** THE TASK **
Report all lines from the entries below in which "ระบบ" appears.

━━━━━━━━

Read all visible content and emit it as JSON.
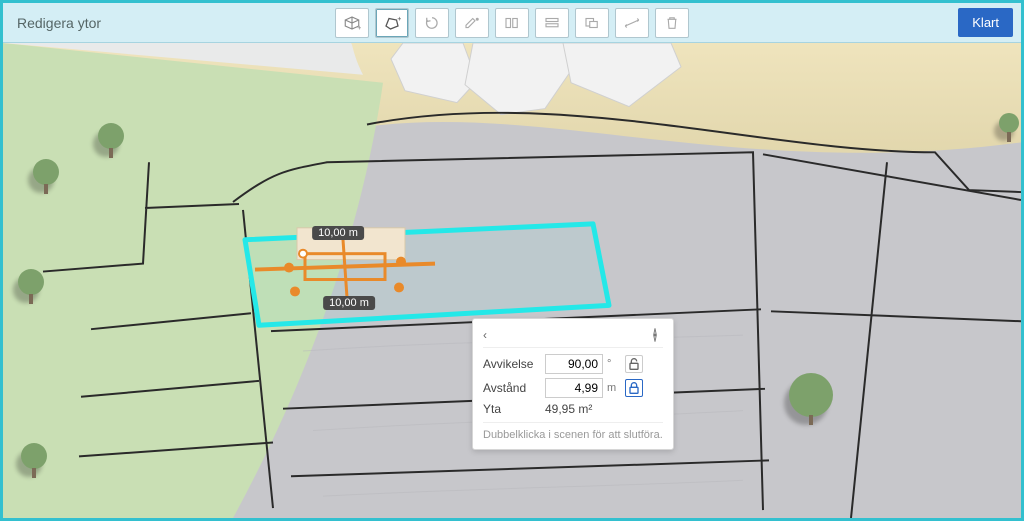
{
  "header": {
    "title": "Redigera ytor",
    "done_label": "Klart"
  },
  "toolbar": {
    "buttons": [
      {
        "name": "add-shape-tool",
        "icon": "cube-plus"
      },
      {
        "name": "freehand-tool",
        "icon": "polygon-plus"
      },
      {
        "name": "rotate-tool",
        "icon": "rotate"
      },
      {
        "name": "edit-vertex-tool",
        "icon": "edit-pencil"
      },
      {
        "name": "align-tool",
        "icon": "align-panels"
      },
      {
        "name": "distribute-tool",
        "icon": "stack"
      },
      {
        "name": "duplicate-tool",
        "icon": "overlap"
      },
      {
        "name": "measure-tool",
        "icon": "dimension"
      },
      {
        "name": "delete-tool",
        "icon": "trash"
      }
    ],
    "active_index": 1
  },
  "measurements": {
    "top_label": "10,00 m",
    "bottom_label": "10,00 m"
  },
  "panel": {
    "deviation_label": "Avvikelse",
    "deviation_value": "90,00",
    "deviation_unit": "°",
    "distance_label": "Avstånd",
    "distance_value": "4,99",
    "distance_unit": "m",
    "area_label": "Yta",
    "area_value": "49,95 m²",
    "hint": "Dubbelklicka i scenen för att slutföra."
  },
  "colors": {
    "selection": "#24e8e8",
    "gizmo": "#e98a2a",
    "terrain_green": "#c9dfb4",
    "terrain_grey": "#c7c7cb",
    "terrain_sand": "#e7ddb9"
  }
}
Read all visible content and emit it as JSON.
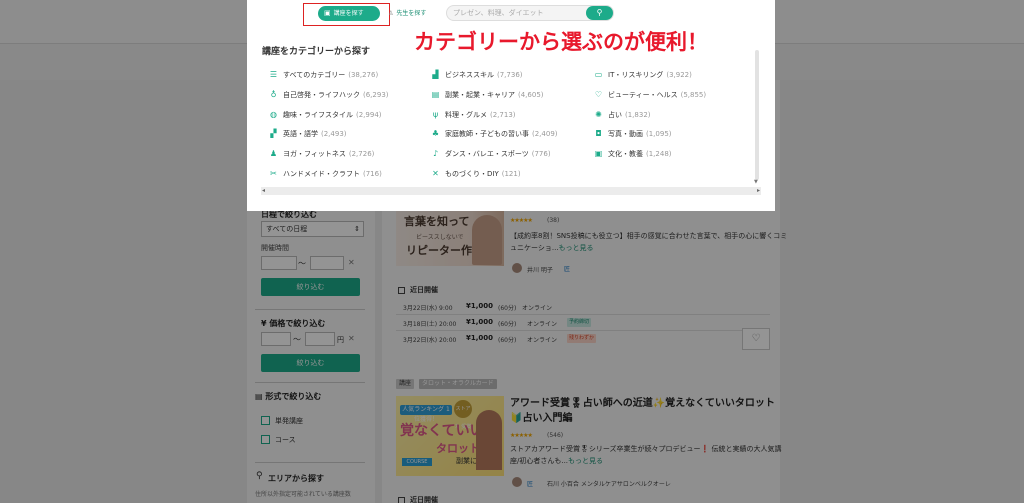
{
  "navbar": {
    "find_course_label": "講座を探す",
    "find_teacher_label": "先生を探す",
    "search_placeholder": "プレゼン、料理、ダイエット"
  },
  "annotation_text": "カテゴリーから選ぶのが便利！",
  "category_modal": {
    "title": "講座をカテゴリーから探す",
    "categories": [
      {
        "icon": "list-icon",
        "label": "すべてのカテゴリー",
        "count": "(38,276)"
      },
      {
        "icon": "chart-icon",
        "label": "ビジネススキル",
        "count": "(7,736)"
      },
      {
        "icon": "laptop-icon",
        "label": "IT・リスキリング",
        "count": "(3,922)"
      },
      {
        "icon": "lightbulb-icon",
        "label": "自己啓発・ライフハック",
        "count": "(6,293)"
      },
      {
        "icon": "briefcase-icon",
        "label": "副業・起業・キャリア",
        "count": "(4,605)"
      },
      {
        "icon": "heart-pulse-icon",
        "label": "ビューティー・ヘルス",
        "count": "(5,855)"
      },
      {
        "icon": "globe-icon",
        "label": "趣味・ライフスタイル",
        "count": "(2,994)"
      },
      {
        "icon": "cutlery-icon",
        "label": "料理・グルメ",
        "count": "(2,713)"
      },
      {
        "icon": "fortune-icon",
        "label": "占い",
        "count": "(1,832)"
      },
      {
        "icon": "chat-bubbles-icon",
        "label": "英語・語学",
        "count": "(2,493)"
      },
      {
        "icon": "family-icon",
        "label": "家庭教師・子どもの習い事",
        "count": "(2,409)"
      },
      {
        "icon": "camera-icon",
        "label": "写真・動画",
        "count": "(1,095)"
      },
      {
        "icon": "yoga-icon",
        "label": "ヨガ・フィットネス",
        "count": "(2,726)"
      },
      {
        "icon": "dance-icon",
        "label": "ダンス・バレエ・スポーツ",
        "count": "(776)"
      },
      {
        "icon": "book-icon",
        "label": "文化・教養",
        "count": "(1,248)"
      },
      {
        "icon": "scissors-icon",
        "label": "ハンドメイド・クラフト",
        "count": "(716)"
      },
      {
        "icon": "tools-icon",
        "label": "ものづくり・DIY",
        "count": "(121)"
      }
    ]
  },
  "sidebar": {
    "date_filter_title": "日程で絞り込む",
    "date_select_value": "すべての日程",
    "time_label": "開催時間",
    "tilde": "〜",
    "narrow_button": "絞り込む",
    "price_filter_title": "価格で絞り込む",
    "price_unit": "円",
    "format_filter_title": "形式で絞り込む",
    "format_options": [
      "単発講座",
      "コース"
    ],
    "area_title": "エリアから探す",
    "area_note": "住所以外指定可能されている講座数"
  },
  "courses": [
    {
      "thumb_line1": "言葉を知って",
      "thumb_line2": "ビーススしないで",
      "thumb_line3": "リピーター作り",
      "stars": "★★★★★",
      "reviews": "(38)",
      "description": "【成約率8割！SNS投稿にも役立つ】相手の感覚に合わせた言葉で、相手の心に響くコミュニケーショ...",
      "more": "もっと見る",
      "author": "井川 明子",
      "author_badge": "匠",
      "upcoming_title": "近日開催",
      "events": [
        {
          "date": "3月22日(水) 9:00",
          "price": "¥1,000",
          "duration": "(60分)",
          "type": "オンライン",
          "badge": ""
        },
        {
          "date": "3月18日(土) 20:00",
          "price": "¥1,000",
          "duration": "(60分)",
          "type": "オンライン",
          "badge": "予約締切"
        },
        {
          "date": "3月22日(水) 20:00",
          "price": "¥1,000",
          "duration": "(60分)",
          "type": "オンライン",
          "badge": "残りわずか"
        }
      ]
    },
    {
      "kind_badge": "講座",
      "category_badge": "タロット・オラクルカード",
      "title": "アワード受賞🎖占い師への近道✨覚えなくていいタロット🔰占い入門編",
      "thumb_rank": "人気ランキング 1位獲得！",
      "thumb_medal": "ストアカ 受賞",
      "thumb_big1": "覚なくていい",
      "thumb_big2": "タロット",
      "thumb_tag": "COURSE",
      "thumb_sub": "副業にも！",
      "stars": "★★★★★",
      "reviews": "(546)",
      "description": "ストアカアワード受賞🎖シリーズ卒業生が続々プロデビュー❗ 伝統と実績の大人気講座/初心者さんも...",
      "more": "もっと見る",
      "author": "石川 小百合  メンタルケアサロンベルクオーレ",
      "author_badge": "匠",
      "upcoming_title": "近日開催"
    }
  ]
}
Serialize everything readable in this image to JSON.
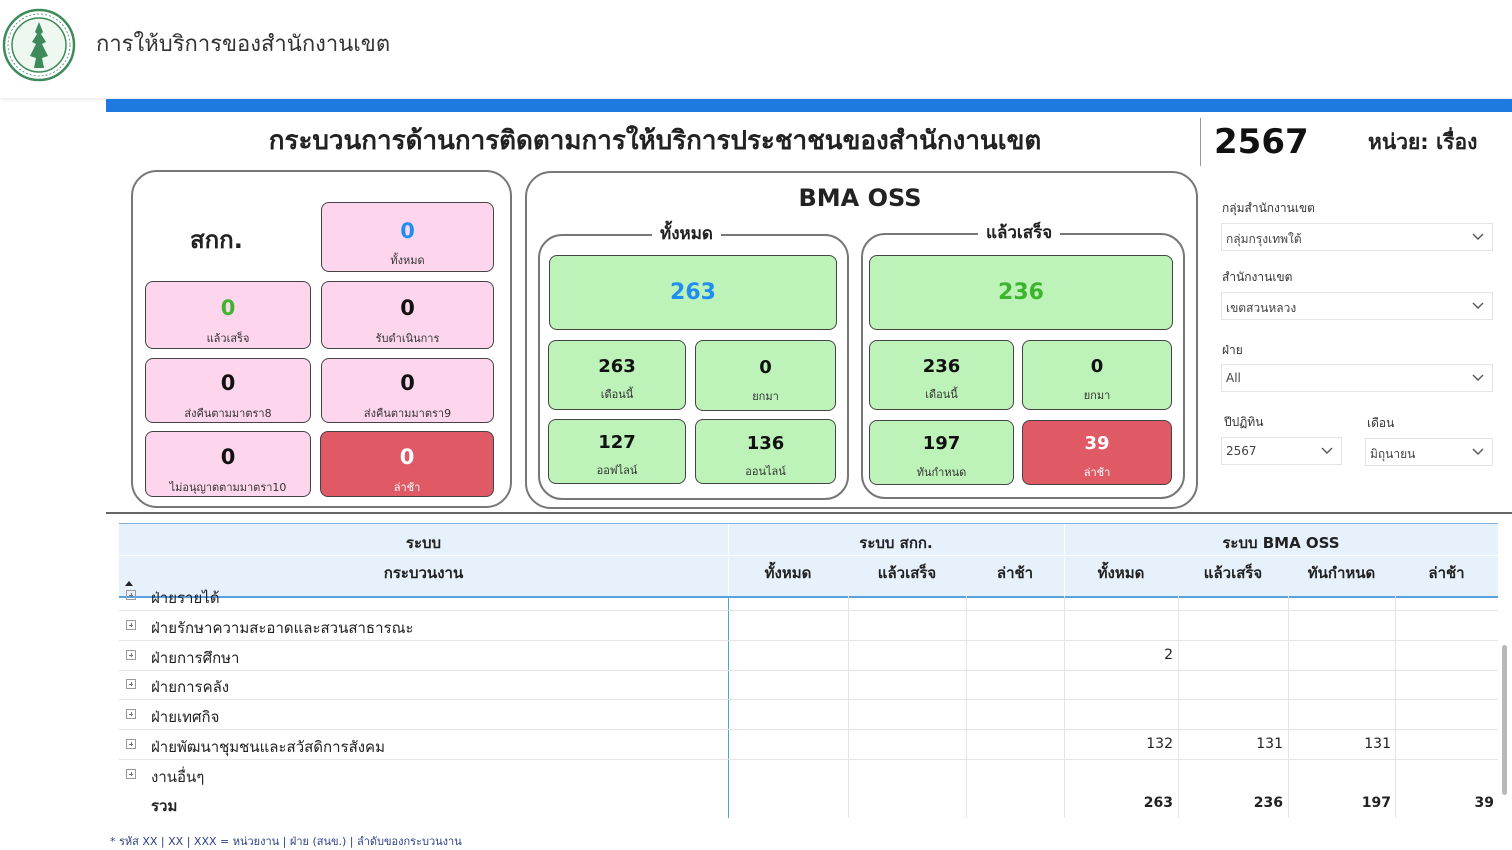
{
  "header": {
    "app_title": "การให้บริการของสำนักงานเขต",
    "logo_icon": "bangkok-seal-logo"
  },
  "report": {
    "title": "กระบวนการด้านการติดตามการให้บริการประชาชนของสำนักงานเขต",
    "year": "2567",
    "unit": "หน่วย: เรื่อง"
  },
  "skk": {
    "title": "สกก.",
    "total": {
      "value": "0",
      "label": "ทั้งหมด"
    },
    "done": {
      "value": "0",
      "label": "แล้วเสร็จ"
    },
    "in_progress": {
      "value": "0",
      "label": "รับดำเนินการ"
    },
    "return8": {
      "value": "0",
      "label": "ส่งคืนตามมาตรา8"
    },
    "return9": {
      "value": "0",
      "label": "ส่งคืนตามมาตรา9"
    },
    "deny10": {
      "value": "0",
      "label": "ไม่อนุญาตตามมาตรา10"
    },
    "late": {
      "value": "0",
      "label": "ล่าช้า"
    }
  },
  "oss": {
    "title": "BMA OSS",
    "all": {
      "title": "ทั้งหมด",
      "total": "263",
      "this_month": {
        "value": "263",
        "label": "เดือนนี้"
      },
      "carried": {
        "value": "0",
        "label": "ยกมา"
      },
      "offline": {
        "value": "127",
        "label": "ออฟไลน์"
      },
      "online": {
        "value": "136",
        "label": "ออนไลน์"
      }
    },
    "done": {
      "title": "แล้วเสร็จ",
      "total": "236",
      "this_month": {
        "value": "236",
        "label": "เดือนนี้"
      },
      "carried": {
        "value": "0",
        "label": "ยกมา"
      },
      "on_time": {
        "value": "197",
        "label": "ทันกำหนด"
      },
      "late": {
        "value": "39",
        "label": "ล่าช้า"
      }
    }
  },
  "filters": {
    "district_group": {
      "label": "กลุ่มสำนักงานเขต",
      "value": "กลุ่มกรุงเทพใต้"
    },
    "district": {
      "label": "สำนักงานเขต",
      "value": "เขตสวนหลวง"
    },
    "division": {
      "label": "ฝ่าย",
      "value": "All"
    },
    "fiscal_year": {
      "label": "ปีปฏิทิน",
      "value": "2567"
    },
    "month": {
      "label": "เดือน",
      "value": "มิถุนายน"
    }
  },
  "table": {
    "group_system": "ระบบ",
    "group_skk": "ระบบ สกก.",
    "group_oss": "ระบบ BMA OSS",
    "col_process": "กระบวนงาน",
    "skk_cols": [
      "ทั้งหมด",
      "แล้วเสร็จ",
      "ล่าช้า"
    ],
    "oss_cols": [
      "ทั้งหมด",
      "แล้วเสร็จ",
      "ทันกำหนด",
      "ล่าช้า"
    ],
    "rows": [
      {
        "name": "ฝ่ายรายได้",
        "oss_total": "",
        "oss_done": "",
        "oss_ontime": "",
        "oss_late": ""
      },
      {
        "name": "ฝ่ายรักษาความสะอาดและสวนสาธารณะ",
        "oss_total": "",
        "oss_done": "",
        "oss_ontime": "",
        "oss_late": ""
      },
      {
        "name": "ฝ่ายการศึกษา",
        "oss_total": "2",
        "oss_done": "",
        "oss_ontime": "",
        "oss_late": ""
      },
      {
        "name": "ฝ่ายการคลัง",
        "oss_total": "",
        "oss_done": "",
        "oss_ontime": "",
        "oss_late": ""
      },
      {
        "name": "ฝ่ายเทศกิจ",
        "oss_total": "",
        "oss_done": "",
        "oss_ontime": "",
        "oss_late": ""
      },
      {
        "name": "ฝ่ายพัฒนาชุมชนและสวัสดิการสังคม",
        "oss_total": "132",
        "oss_done": "131",
        "oss_ontime": "131",
        "oss_late": ""
      },
      {
        "name": "งานอื่นๆ",
        "oss_total": "",
        "oss_done": "",
        "oss_ontime": "",
        "oss_late": ""
      }
    ],
    "total": {
      "name": "รวม",
      "oss_total": "263",
      "oss_done": "236",
      "oss_ontime": "197",
      "oss_late": "39"
    }
  },
  "footnote": "* รหัส XX | XX | XXX = หน่วยงาน | ฝ่าย (สนข.) | ลำดับของกระบวนงาน"
}
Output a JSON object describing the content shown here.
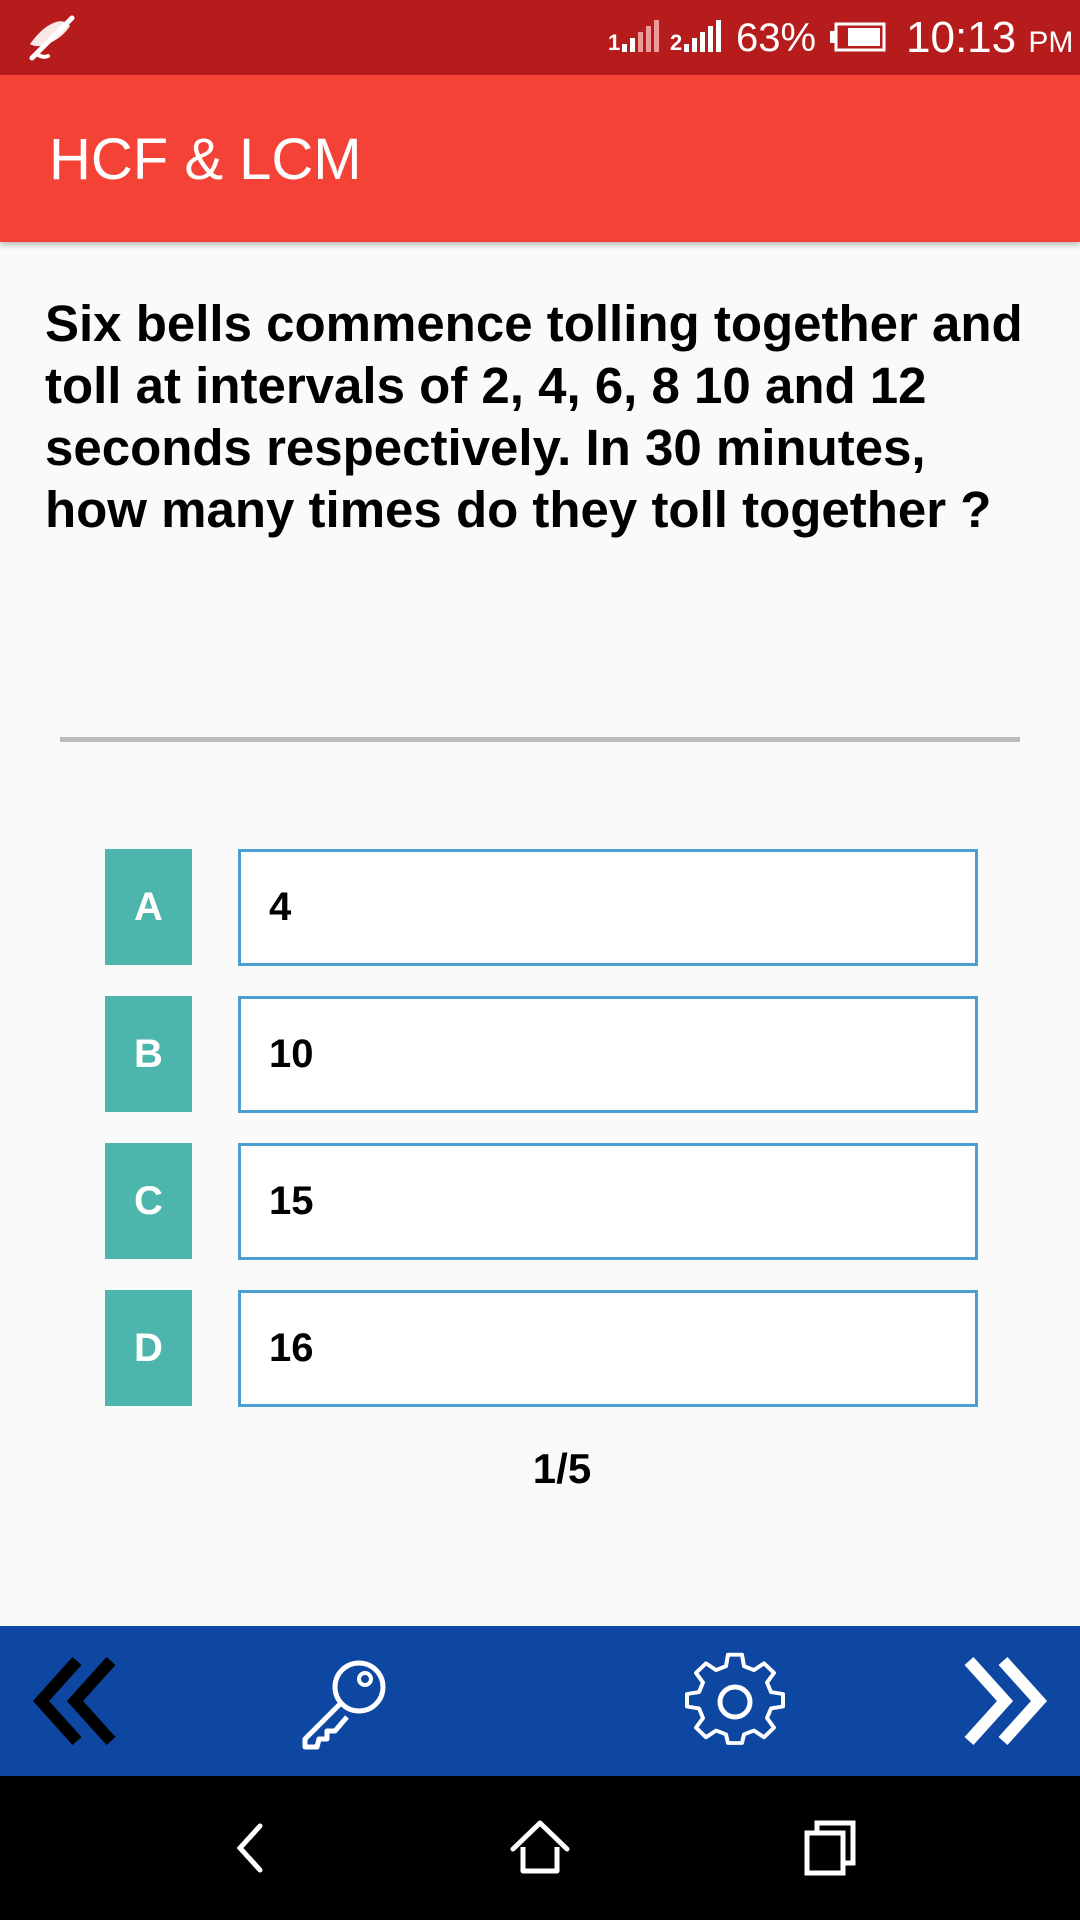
{
  "status_bar": {
    "battery_percent": "63%",
    "time": "10:13",
    "ampm": "PM",
    "sim1_label": "1",
    "sim2_label": "2",
    "icons": [
      "notification-off-icon",
      "sim1-signal-icon",
      "sim2-signal-icon",
      "battery-icon"
    ]
  },
  "app_bar": {
    "title": "HCF & LCM"
  },
  "question": {
    "text": "Six bells commence tolling together and toll at intervals of 2, 4, 6, 8 10 and 12 seconds respectively. In 30 minutes, how many times do they toll together ?"
  },
  "options": [
    {
      "letter": "A",
      "value": "4"
    },
    {
      "letter": "B",
      "value": "10"
    },
    {
      "letter": "C",
      "value": "15"
    },
    {
      "letter": "D",
      "value": "16"
    }
  ],
  "counter": "1/5",
  "bottom_bar": {
    "icons": [
      "double-chevron-left-icon",
      "key-icon",
      "gear-icon",
      "double-chevron-right-icon"
    ]
  },
  "nav_bar": {
    "icons": [
      "back-icon",
      "home-icon",
      "recents-icon"
    ]
  },
  "colors": {
    "status_bar": "#b71c1c",
    "app_bar": "#f44336",
    "option_letter": "#4db6ac",
    "option_border": "#4a9fd0",
    "bottom_bar": "#0d47a1",
    "nav_bar": "#000000"
  }
}
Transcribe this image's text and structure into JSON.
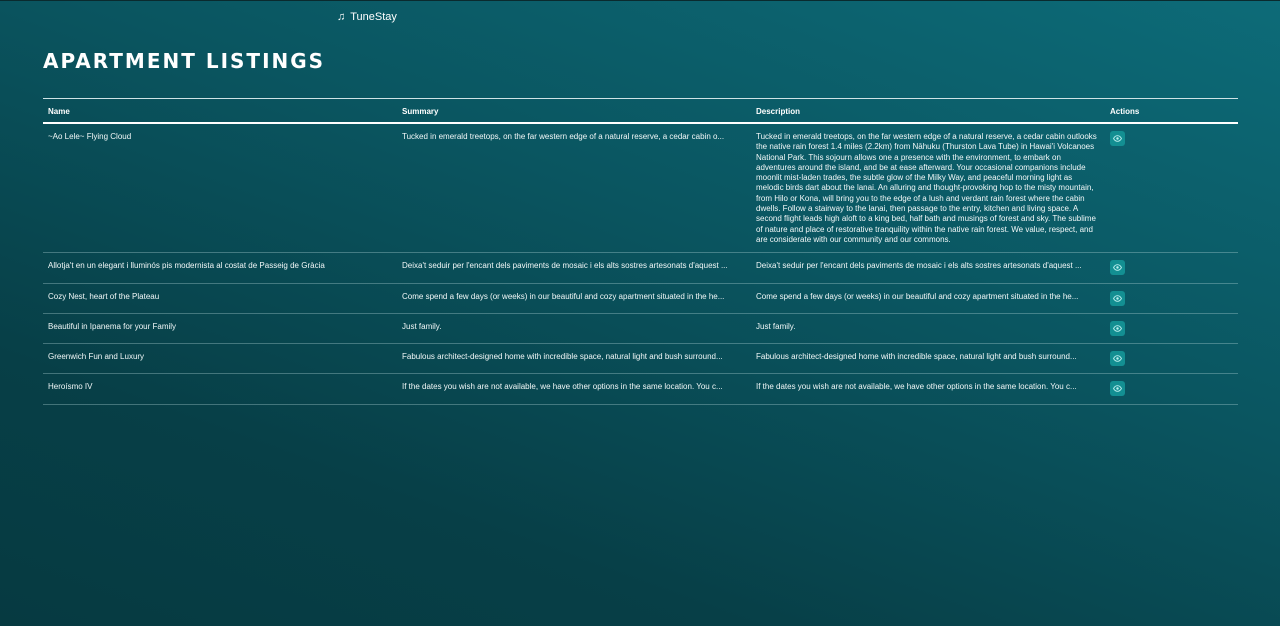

━━━━━━━━

** EXERCISE RESULT **
    "group_system": "ระบบ",
    "group_skk": "ระบบ สกก.",
    "group_oss": "ระบบ BMA OSS",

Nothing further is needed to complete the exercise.